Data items

┌────────

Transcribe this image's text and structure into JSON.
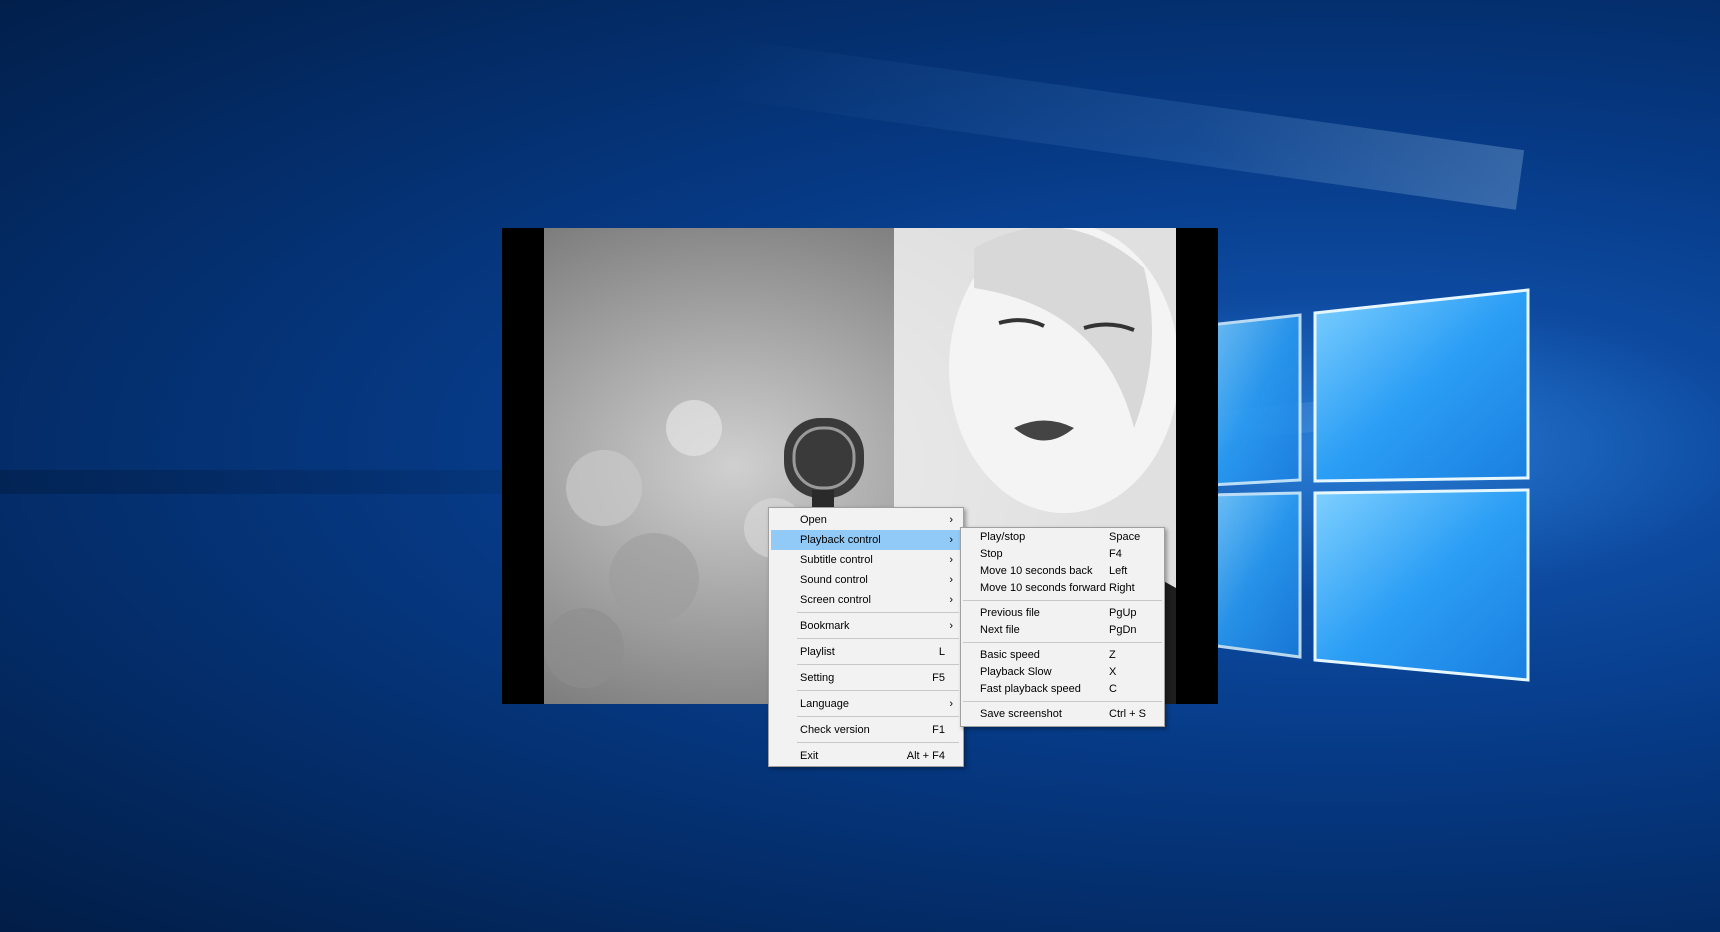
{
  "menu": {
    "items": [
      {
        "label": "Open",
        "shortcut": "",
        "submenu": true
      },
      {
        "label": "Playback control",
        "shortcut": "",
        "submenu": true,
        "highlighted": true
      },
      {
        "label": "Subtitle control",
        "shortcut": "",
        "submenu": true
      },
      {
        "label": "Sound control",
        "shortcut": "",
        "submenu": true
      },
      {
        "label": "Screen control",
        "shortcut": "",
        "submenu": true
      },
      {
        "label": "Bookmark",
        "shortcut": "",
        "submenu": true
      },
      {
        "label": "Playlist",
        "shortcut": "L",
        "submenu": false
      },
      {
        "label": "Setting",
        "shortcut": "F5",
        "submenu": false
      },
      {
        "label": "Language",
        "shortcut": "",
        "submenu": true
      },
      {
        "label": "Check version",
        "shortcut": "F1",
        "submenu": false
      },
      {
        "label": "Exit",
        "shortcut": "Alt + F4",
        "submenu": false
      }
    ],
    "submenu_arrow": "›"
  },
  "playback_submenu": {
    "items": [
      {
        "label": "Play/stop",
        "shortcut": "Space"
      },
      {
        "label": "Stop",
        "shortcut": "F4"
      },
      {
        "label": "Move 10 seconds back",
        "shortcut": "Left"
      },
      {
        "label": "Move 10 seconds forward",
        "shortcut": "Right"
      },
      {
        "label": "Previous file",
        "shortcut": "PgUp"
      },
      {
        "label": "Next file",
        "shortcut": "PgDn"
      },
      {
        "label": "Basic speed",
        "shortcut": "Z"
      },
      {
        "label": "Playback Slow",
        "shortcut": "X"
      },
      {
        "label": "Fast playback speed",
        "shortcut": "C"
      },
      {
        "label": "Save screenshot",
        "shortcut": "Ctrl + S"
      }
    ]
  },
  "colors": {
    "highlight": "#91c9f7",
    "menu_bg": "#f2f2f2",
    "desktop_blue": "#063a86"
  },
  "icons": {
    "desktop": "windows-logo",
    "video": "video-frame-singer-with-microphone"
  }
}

└────────

▸ **PROBLEM DETAILS**
Ignore the images and quote every line of the listing exactly.

▸ **WRITTEN RESPONSE**
Transcribe this image's text and structure into JSON.
{
  "menu": {
    "items": [
      {
        "label": "Open",
        "shortcut": "",
        "submenu": true
      },
      {
        "label": "Playback control",
        "shortcut": "",
        "submenu": true,
        "highlighted": true
      },
      {
        "label": "Subtitle control",
        "shortcut": "",
        "submenu": true
      },
      {
        "label": "Sound control",
        "shortcut": "",
        "submenu": true
      },
      {
        "label": "Screen control",
        "shortcut": "",
        "submenu": true
      },
      {
        "label": "Bookmark",
        "shortcut": "",
        "submenu": true
      },
      {
        "label": "Playlist",
        "shortcut": "L",
        "submenu": false
      },
      {
        "label": "Setting",
        "shortcut": "F5",
        "submenu": false
      },
      {
        "label": "Language",
        "shortcut": "",
        "submenu": true
      },
      {
        "label": "Check version",
        "shortcut": "F1",
        "submenu": false
      },
      {
        "label": "Exit",
        "shortcut": "Alt + F4",
        "submenu": false
      }
    ],
    "submenu_arrow": "›"
  },
  "playback_submenu": {
    "items": [
      {
        "label": "Play/stop",
        "shortcut": "Space"
      },
      {
        "label": "Stop",
        "shortcut": "F4"
      },
      {
        "label": "Move 10 seconds back",
        "shortcut": "Left"
      },
      {
        "label": "Move 10 seconds forward",
        "shortcut": "Right"
      },
      {
        "label": "Previous file",
        "shortcut": "PgUp"
      },
      {
        "label": "Next file",
        "shortcut": "PgDn"
      },
      {
        "label": "Basic speed",
        "shortcut": "Z"
      },
      {
        "label": "Playback Slow",
        "shortcut": "X"
      },
      {
        "label": "Fast playback speed",
        "shortcut": "C"
      },
      {
        "label": "Save screenshot",
        "shortcut": "Ctrl + S"
      }
    ]
  },
  "colors": {
    "highlight": "#91c9f7",
    "menu_bg": "#f2f2f2",
    "desktop_blue": "#063a86"
  },
  "icons": {
    "desktop": "windows-logo",
    "video": "video-frame-singer-with-microphone"
  }
}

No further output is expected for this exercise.